*Given instruction:*
The entries are to be returned exactly, with images left out.

(Dataset records)

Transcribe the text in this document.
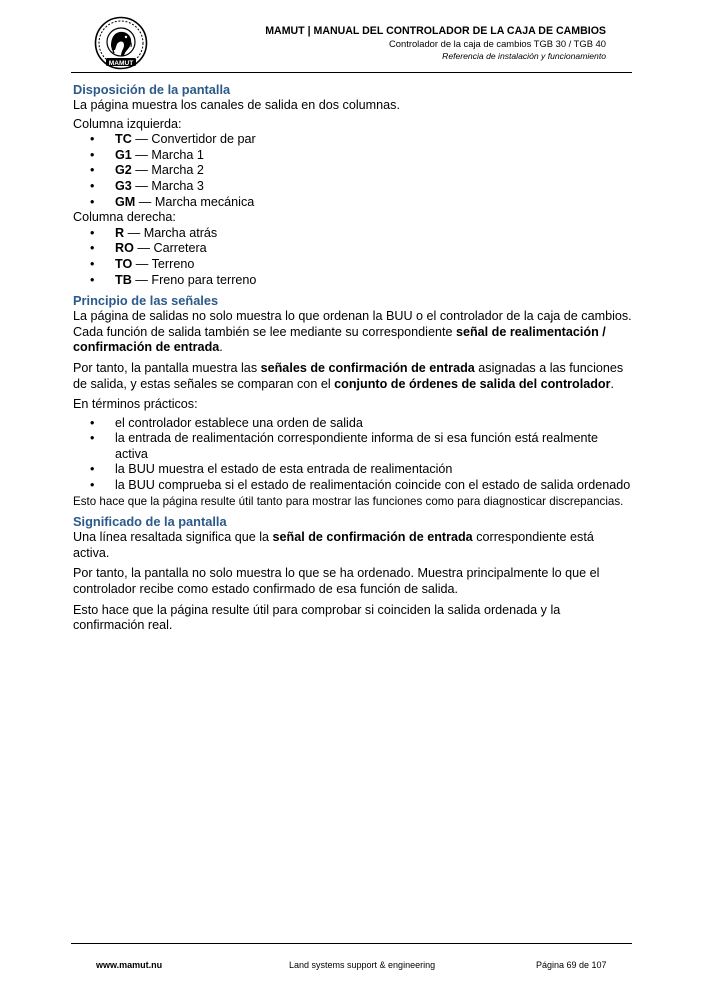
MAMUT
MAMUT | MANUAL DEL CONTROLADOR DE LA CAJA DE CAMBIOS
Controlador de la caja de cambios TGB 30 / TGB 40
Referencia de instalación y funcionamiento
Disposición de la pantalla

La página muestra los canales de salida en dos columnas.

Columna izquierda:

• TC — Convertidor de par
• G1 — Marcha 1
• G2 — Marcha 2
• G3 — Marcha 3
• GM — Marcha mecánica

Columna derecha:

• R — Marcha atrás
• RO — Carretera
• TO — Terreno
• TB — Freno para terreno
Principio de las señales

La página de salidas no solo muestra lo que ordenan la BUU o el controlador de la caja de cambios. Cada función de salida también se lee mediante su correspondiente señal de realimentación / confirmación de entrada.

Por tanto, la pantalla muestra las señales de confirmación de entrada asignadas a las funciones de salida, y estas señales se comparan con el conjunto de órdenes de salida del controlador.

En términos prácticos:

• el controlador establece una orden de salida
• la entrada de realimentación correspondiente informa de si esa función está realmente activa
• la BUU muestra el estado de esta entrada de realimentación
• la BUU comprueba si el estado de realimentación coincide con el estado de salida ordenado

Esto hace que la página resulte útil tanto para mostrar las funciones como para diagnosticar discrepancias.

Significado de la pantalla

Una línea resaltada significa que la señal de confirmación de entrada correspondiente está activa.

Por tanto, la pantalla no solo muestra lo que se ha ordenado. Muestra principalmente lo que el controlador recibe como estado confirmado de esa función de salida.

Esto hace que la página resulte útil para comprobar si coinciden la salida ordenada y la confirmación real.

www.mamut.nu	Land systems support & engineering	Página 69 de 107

*The response:*
Transcribe the text in this document.
MAMUT
MAMUT | MANUAL DEL CONTROLADOR DE LA CAJA DE CAMBIOS
Controlador de la caja de cambios TGB 30 / TGB 40
Referencia de instalación y funcionamiento
Disposición de la pantalla

La página muestra los canales de salida en dos columnas.

Columna izquierda:

• TC — Convertidor de par
• G1 — Marcha 1
• G2 — Marcha 2
• G3 — Marcha 3
• GM — Marcha mecánica

Columna derecha:

• R — Marcha atrás
• RO — Carretera
• TO — Terreno
• TB — Freno para terreno
Principio de las señales

La página de salidas no solo muestra lo que ordenan la BUU o el controlador de la caja de cambios. Cada función de salida también se lee mediante su correspondiente señal de realimentación / confirmación de entrada.

Por tanto, la pantalla muestra las señales de confirmación de entrada asignadas a las funciones de salida, y estas señales se comparan con el conjunto de órdenes de salida del controlador.

En términos prácticos:

• el controlador establece una orden de salida
• la entrada de realimentación correspondiente informa de si esa función está realmente activa
• la BUU muestra el estado de esta entrada de realimentación
• la BUU comprueba si el estado de realimentación coincide con el estado de salida ordenado

Esto hace que la página resulte útil tanto para mostrar las funciones como para diagnosticar discrepancias.

Significado de la pantalla

Una línea resaltada significa que la señal de confirmación de entrada correspondiente está activa.

Por tanto, la pantalla no solo muestra lo que se ha ordenado. Muestra principalmente lo que el controlador recibe como estado confirmado de esa función de salida.

Esto hace que la página resulte útil para comprobar si coinciden la salida ordenada y la confirmación real.

www.mamut.nu	Land systems support & engineering	Página 69 de 107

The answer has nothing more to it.